### Exercise requirements
Gather up every line from the entries below that uses the word "Ions".

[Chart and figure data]

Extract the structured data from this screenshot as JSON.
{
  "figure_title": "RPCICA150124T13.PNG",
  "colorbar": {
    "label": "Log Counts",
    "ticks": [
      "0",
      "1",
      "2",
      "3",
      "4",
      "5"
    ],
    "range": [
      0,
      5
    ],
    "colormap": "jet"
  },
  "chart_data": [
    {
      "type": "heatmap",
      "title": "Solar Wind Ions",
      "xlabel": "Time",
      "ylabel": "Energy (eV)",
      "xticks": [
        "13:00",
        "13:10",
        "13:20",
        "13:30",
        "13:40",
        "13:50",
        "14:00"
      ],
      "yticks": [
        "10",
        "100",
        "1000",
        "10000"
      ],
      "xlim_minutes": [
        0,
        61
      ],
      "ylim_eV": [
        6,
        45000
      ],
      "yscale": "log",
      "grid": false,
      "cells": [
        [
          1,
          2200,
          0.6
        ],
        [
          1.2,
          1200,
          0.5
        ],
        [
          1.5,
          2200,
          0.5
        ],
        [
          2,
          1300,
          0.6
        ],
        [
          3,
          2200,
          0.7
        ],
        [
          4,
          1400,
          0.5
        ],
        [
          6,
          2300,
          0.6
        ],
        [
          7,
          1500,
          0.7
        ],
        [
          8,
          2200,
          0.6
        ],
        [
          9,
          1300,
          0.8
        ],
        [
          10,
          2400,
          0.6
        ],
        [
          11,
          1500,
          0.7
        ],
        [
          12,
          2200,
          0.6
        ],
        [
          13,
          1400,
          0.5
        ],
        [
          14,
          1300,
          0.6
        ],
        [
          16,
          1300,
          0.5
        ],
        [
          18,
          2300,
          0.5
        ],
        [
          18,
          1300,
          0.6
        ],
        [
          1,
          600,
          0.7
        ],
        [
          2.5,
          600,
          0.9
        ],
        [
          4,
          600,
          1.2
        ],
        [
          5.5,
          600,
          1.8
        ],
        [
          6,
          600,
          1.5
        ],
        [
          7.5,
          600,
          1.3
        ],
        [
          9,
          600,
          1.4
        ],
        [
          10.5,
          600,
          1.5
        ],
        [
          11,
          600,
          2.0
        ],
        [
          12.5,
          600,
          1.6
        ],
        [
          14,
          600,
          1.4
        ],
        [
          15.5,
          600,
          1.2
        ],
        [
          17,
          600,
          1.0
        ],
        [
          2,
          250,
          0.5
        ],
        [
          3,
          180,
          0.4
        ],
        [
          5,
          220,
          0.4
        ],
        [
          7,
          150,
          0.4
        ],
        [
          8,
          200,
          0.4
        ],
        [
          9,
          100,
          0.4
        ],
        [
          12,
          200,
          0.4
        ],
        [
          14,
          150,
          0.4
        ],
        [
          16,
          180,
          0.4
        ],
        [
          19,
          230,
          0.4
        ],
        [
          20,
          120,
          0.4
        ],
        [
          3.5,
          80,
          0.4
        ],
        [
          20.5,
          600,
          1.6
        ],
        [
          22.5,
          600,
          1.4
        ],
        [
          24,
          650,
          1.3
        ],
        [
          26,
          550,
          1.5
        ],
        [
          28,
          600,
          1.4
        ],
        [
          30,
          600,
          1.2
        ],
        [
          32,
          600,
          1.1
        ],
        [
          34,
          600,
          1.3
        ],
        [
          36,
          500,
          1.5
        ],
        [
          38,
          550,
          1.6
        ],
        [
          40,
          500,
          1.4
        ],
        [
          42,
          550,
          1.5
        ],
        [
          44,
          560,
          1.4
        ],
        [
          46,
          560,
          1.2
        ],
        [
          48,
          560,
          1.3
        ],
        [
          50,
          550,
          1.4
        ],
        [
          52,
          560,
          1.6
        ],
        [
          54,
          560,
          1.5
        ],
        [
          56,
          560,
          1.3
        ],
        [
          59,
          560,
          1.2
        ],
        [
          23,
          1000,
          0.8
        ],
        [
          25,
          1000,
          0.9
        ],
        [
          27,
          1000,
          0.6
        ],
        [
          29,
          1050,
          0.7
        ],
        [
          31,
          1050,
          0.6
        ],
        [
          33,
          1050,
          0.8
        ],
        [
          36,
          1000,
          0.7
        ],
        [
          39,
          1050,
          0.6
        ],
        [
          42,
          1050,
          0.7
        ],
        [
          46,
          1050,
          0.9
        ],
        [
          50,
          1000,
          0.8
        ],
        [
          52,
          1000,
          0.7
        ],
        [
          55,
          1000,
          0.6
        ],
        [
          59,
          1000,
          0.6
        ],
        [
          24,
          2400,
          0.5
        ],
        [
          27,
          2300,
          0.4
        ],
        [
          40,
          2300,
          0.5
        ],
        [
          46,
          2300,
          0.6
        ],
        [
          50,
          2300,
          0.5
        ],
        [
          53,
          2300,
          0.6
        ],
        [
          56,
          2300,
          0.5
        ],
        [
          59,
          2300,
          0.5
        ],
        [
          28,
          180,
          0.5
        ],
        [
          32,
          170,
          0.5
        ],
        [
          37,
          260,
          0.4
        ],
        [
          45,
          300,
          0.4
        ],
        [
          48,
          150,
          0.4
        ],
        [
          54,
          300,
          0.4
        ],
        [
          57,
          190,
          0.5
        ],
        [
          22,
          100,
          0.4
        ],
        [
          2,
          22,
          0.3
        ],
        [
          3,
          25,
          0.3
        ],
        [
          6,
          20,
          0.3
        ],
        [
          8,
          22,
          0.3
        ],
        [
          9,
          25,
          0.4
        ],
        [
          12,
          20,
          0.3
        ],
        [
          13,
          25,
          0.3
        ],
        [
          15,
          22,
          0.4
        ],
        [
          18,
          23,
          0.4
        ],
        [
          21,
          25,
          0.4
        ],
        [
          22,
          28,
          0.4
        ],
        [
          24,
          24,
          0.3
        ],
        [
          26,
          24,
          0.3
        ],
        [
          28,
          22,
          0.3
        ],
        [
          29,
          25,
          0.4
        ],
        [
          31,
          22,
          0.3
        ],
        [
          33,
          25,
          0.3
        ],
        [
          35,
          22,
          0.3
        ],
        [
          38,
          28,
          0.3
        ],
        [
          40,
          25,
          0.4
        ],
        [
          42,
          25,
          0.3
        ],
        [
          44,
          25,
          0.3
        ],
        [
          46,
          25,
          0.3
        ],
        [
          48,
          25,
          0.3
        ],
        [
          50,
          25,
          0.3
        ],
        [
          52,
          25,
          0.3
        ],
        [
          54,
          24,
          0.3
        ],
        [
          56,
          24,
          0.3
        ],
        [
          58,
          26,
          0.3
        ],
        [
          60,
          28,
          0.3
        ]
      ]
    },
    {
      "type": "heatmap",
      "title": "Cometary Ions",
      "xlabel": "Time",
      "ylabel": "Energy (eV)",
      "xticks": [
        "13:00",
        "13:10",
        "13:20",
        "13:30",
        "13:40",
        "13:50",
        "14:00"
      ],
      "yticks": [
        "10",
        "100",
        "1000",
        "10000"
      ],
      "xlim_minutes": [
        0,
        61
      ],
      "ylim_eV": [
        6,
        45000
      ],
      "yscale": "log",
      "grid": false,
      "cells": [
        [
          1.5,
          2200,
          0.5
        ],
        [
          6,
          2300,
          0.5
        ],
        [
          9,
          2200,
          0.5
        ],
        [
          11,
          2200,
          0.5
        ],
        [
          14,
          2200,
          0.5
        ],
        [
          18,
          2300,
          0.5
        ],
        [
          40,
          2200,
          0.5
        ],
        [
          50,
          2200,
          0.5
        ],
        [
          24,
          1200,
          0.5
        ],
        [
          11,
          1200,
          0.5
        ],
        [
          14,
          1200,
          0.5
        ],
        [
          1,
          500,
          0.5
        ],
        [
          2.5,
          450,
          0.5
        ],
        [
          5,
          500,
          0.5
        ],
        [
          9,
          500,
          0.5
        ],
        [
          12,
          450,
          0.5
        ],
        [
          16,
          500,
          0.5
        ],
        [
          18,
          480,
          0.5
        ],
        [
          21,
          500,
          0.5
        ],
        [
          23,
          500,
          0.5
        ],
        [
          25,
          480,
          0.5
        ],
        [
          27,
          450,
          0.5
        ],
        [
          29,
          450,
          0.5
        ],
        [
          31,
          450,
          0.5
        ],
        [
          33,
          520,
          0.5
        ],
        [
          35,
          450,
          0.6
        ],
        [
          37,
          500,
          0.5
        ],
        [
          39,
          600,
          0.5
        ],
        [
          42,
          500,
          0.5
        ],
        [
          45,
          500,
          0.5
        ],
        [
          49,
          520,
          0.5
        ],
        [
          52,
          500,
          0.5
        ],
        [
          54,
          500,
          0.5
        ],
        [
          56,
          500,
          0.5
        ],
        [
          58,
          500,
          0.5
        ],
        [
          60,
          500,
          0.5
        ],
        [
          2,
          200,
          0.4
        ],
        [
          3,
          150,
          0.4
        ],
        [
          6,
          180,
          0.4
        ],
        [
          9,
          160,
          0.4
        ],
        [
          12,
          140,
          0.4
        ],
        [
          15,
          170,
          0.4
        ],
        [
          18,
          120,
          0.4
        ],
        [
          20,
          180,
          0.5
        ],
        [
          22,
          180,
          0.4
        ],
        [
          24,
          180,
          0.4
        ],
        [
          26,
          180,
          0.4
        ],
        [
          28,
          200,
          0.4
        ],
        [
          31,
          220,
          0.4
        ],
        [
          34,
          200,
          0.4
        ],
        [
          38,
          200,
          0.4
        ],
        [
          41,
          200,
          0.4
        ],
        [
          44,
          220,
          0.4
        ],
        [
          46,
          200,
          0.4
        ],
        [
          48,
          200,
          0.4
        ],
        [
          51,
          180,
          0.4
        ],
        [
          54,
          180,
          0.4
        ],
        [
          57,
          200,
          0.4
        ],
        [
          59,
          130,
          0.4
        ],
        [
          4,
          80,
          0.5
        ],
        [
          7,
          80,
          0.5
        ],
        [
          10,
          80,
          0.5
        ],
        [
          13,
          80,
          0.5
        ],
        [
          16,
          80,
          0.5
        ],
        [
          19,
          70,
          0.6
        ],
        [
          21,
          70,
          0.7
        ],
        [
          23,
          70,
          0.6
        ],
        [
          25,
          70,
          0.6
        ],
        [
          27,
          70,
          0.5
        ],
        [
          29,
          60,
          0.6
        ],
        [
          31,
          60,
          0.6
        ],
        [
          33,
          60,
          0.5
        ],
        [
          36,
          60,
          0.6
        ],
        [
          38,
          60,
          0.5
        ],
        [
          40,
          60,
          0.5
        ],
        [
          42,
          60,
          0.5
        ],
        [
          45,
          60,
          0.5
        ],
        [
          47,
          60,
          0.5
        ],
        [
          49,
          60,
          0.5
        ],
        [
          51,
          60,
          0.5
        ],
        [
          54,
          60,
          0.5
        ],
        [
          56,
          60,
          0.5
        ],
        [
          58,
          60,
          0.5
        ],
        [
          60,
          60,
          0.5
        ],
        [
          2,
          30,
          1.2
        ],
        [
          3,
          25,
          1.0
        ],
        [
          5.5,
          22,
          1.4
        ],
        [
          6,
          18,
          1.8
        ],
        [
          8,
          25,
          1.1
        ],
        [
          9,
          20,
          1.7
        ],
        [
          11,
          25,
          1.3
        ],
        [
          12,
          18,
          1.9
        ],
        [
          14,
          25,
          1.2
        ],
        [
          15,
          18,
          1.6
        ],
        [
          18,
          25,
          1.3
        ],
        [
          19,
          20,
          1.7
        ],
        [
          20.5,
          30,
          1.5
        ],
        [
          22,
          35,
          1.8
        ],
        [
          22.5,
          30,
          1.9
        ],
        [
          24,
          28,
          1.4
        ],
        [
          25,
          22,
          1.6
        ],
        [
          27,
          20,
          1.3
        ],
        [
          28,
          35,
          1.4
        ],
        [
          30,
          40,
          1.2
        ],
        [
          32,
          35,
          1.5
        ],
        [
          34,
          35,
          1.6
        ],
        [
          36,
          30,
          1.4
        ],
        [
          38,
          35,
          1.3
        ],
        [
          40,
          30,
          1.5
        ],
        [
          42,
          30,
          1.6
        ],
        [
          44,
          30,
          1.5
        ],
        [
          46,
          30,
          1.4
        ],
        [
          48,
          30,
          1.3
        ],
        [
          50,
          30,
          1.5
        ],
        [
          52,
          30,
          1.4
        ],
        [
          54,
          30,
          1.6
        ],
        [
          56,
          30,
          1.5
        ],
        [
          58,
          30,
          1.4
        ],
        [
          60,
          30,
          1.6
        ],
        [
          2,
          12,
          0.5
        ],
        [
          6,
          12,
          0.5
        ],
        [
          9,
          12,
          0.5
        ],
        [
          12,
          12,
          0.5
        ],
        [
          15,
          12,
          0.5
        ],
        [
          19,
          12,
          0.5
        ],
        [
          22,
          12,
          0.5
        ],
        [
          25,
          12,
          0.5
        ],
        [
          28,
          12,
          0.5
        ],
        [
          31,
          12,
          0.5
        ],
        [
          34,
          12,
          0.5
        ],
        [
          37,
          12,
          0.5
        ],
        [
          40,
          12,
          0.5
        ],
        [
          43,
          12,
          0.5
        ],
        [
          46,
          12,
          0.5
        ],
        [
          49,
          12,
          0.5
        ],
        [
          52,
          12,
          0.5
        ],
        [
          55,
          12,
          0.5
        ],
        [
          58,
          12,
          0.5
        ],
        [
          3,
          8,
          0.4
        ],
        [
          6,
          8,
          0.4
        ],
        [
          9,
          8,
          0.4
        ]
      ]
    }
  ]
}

### Task result
      "title": "Solar Wind Ions",
      "title": "Cometary Ions",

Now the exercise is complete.